Stored items>
┌────────

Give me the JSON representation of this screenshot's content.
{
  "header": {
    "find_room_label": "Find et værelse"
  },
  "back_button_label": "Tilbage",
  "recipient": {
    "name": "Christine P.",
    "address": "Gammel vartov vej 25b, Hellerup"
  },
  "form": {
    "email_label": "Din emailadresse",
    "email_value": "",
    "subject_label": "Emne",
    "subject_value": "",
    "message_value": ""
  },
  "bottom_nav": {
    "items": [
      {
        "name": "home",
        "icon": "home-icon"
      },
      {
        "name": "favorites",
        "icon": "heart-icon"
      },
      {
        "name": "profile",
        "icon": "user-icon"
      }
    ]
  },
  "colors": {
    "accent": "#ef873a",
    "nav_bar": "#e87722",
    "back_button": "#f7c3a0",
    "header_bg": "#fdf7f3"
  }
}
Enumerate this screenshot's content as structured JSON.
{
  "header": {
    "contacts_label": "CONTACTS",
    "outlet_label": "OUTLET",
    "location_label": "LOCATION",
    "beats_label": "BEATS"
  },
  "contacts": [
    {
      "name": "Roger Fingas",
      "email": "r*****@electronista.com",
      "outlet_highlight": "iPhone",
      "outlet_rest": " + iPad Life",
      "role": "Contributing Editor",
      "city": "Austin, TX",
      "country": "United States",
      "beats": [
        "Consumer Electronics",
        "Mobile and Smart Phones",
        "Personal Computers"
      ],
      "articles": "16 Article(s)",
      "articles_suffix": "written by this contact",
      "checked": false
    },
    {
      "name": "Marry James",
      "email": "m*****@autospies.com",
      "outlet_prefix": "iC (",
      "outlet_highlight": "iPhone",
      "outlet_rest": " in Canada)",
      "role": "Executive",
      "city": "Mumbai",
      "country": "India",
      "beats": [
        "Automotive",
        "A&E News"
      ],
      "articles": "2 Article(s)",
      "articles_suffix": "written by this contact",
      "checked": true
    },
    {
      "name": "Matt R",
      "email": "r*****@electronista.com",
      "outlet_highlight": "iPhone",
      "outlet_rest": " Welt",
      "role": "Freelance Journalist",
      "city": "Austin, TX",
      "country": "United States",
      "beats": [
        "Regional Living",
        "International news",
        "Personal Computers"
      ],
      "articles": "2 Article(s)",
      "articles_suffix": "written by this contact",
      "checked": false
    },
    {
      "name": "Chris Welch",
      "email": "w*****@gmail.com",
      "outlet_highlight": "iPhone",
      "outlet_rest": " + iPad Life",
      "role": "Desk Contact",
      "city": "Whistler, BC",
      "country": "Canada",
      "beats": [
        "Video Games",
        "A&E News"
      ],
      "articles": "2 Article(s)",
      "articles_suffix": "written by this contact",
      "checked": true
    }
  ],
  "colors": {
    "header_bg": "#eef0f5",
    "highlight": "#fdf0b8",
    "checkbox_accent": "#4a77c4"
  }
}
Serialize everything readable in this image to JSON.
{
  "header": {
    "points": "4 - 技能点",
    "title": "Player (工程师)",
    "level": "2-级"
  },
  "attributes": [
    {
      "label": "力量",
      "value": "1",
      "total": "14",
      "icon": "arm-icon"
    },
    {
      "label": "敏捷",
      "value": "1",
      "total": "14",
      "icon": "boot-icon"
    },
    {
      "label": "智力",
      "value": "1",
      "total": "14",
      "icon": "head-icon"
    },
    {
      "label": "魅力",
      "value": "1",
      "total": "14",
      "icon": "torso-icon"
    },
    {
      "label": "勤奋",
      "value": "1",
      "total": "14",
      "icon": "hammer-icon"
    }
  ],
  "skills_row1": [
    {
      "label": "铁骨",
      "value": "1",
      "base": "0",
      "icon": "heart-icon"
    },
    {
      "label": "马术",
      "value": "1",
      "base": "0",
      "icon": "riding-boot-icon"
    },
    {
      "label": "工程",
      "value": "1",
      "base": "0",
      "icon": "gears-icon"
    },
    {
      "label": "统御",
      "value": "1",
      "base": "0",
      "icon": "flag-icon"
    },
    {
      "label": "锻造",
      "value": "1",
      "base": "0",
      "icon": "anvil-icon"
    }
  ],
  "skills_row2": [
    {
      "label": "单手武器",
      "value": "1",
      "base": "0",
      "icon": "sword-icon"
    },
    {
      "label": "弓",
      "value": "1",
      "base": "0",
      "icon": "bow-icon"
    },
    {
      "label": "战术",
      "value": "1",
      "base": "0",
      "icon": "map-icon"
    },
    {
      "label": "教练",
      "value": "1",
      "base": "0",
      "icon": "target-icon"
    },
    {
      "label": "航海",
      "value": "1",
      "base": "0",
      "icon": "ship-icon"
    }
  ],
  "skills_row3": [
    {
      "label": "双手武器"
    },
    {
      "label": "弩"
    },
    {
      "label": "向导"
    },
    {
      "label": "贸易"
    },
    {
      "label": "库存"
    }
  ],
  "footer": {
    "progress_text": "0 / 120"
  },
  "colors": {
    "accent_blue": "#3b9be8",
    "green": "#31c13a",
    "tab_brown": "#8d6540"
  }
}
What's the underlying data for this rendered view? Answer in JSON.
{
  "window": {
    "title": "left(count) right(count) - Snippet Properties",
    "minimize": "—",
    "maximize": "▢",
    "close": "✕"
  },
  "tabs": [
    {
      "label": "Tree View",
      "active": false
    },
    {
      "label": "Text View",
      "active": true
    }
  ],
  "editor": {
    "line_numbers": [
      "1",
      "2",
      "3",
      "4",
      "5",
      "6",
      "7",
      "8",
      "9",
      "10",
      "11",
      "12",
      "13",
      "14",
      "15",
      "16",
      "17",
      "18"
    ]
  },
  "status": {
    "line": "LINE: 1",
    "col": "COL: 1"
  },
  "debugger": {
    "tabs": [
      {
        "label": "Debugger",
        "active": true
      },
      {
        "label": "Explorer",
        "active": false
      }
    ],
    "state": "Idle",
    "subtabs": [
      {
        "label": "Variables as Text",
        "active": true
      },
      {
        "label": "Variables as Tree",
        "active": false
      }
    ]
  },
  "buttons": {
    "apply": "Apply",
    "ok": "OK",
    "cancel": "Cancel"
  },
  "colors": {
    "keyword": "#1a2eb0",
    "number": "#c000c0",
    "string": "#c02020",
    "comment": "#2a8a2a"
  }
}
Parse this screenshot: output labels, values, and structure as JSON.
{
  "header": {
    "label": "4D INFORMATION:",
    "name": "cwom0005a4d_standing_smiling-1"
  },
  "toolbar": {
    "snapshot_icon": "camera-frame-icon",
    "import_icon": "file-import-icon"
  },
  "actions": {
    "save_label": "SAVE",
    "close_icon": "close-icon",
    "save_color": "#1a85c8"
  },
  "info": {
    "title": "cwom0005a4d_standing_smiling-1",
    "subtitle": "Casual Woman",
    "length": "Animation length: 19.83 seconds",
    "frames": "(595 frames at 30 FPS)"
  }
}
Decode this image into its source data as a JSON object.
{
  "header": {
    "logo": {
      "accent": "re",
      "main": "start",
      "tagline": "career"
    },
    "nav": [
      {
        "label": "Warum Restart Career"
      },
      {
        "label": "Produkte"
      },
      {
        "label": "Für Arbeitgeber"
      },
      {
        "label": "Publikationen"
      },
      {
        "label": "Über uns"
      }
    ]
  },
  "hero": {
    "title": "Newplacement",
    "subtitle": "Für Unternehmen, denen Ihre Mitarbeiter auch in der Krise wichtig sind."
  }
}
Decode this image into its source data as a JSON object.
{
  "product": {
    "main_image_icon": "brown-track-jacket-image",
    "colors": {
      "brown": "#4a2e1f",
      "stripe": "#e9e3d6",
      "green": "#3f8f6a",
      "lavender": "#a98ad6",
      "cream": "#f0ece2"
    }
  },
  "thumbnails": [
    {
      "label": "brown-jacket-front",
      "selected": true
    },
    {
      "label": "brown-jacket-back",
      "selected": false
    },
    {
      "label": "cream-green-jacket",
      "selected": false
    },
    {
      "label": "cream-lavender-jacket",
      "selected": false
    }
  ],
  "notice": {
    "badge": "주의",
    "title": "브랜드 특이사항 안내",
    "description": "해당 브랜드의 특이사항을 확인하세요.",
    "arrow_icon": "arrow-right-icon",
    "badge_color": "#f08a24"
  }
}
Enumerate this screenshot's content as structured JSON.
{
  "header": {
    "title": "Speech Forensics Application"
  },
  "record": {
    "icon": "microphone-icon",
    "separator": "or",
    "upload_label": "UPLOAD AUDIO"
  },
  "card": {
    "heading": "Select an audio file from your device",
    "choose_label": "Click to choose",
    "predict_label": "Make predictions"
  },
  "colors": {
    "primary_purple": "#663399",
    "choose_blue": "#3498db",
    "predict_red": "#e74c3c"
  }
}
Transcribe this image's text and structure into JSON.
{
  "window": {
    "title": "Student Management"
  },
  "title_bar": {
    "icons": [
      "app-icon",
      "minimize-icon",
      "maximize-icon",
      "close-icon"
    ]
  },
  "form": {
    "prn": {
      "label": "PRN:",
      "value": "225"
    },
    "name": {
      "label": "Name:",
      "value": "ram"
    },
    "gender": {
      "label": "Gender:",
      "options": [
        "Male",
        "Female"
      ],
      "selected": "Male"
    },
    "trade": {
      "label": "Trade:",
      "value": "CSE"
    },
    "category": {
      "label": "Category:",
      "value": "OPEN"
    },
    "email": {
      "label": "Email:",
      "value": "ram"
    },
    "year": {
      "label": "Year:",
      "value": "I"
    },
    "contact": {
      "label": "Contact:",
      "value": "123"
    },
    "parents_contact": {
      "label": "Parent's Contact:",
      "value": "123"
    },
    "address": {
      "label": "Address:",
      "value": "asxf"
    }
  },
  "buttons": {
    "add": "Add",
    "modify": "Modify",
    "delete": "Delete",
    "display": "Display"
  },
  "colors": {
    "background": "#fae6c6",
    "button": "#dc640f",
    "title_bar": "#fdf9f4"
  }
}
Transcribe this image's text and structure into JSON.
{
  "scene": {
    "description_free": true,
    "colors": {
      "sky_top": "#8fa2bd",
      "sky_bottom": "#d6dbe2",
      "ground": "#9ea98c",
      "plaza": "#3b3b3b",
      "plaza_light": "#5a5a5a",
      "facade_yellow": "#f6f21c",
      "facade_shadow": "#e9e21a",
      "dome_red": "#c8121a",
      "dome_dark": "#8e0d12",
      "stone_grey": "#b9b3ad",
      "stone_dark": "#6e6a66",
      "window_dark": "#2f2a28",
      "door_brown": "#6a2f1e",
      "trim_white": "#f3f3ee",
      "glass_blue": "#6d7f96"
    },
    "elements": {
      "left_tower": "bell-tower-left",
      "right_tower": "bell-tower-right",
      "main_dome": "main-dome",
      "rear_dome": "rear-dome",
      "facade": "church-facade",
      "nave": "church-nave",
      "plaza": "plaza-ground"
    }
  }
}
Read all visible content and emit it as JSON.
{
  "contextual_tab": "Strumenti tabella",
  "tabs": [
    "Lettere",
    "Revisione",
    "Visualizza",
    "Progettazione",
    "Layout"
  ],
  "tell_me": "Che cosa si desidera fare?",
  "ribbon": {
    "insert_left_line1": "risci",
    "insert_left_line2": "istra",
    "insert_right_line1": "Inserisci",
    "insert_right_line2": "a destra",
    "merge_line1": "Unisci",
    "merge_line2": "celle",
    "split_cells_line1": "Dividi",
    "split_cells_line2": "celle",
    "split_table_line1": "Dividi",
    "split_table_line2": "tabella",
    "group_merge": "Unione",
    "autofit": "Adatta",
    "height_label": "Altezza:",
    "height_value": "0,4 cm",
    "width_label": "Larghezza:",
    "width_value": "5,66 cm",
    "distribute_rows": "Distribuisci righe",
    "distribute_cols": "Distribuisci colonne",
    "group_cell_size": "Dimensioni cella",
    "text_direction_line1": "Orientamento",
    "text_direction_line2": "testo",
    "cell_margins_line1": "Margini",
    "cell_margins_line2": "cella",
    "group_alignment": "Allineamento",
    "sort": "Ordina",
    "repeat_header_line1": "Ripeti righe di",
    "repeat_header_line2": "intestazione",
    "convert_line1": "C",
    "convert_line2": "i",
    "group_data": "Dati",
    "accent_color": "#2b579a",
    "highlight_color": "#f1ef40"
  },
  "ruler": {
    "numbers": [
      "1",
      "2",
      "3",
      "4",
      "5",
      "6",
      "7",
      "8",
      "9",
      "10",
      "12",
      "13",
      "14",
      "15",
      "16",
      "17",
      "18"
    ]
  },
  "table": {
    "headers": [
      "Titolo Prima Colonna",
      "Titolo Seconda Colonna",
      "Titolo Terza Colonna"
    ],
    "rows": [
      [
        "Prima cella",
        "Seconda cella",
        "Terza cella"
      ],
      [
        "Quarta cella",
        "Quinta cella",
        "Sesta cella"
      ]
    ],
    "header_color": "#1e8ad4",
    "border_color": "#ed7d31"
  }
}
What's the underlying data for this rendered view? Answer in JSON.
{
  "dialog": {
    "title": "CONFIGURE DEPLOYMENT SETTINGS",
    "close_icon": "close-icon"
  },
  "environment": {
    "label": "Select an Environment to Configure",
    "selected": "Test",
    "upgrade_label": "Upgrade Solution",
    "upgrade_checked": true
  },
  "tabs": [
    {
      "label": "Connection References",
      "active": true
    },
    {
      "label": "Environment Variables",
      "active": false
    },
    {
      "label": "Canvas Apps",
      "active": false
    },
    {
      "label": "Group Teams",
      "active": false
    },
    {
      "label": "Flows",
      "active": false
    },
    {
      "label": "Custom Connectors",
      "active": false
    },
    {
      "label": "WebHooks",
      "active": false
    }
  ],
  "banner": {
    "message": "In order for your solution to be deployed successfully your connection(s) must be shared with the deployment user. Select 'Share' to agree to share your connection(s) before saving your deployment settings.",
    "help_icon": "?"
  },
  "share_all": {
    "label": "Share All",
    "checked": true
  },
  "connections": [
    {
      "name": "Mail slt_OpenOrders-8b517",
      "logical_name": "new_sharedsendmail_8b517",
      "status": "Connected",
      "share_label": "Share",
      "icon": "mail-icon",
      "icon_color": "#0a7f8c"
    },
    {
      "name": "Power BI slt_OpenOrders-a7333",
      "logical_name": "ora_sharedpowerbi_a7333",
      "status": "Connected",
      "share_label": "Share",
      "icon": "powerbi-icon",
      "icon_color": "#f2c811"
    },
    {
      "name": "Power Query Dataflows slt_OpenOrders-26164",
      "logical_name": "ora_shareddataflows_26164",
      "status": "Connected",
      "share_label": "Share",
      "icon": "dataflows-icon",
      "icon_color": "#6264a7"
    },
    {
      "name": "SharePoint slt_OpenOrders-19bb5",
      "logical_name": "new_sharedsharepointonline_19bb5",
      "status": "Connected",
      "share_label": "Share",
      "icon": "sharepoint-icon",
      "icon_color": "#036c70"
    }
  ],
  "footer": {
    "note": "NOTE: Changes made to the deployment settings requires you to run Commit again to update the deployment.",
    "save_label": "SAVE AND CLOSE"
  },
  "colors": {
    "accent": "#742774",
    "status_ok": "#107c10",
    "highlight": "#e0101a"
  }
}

└────────

Exercise aim>
Filter the entries down to the lines containing "tower". Copy each of those lines.

In response>
      "left_tower": "bell-tower-left",
      "right_tower": "bell-tower-right",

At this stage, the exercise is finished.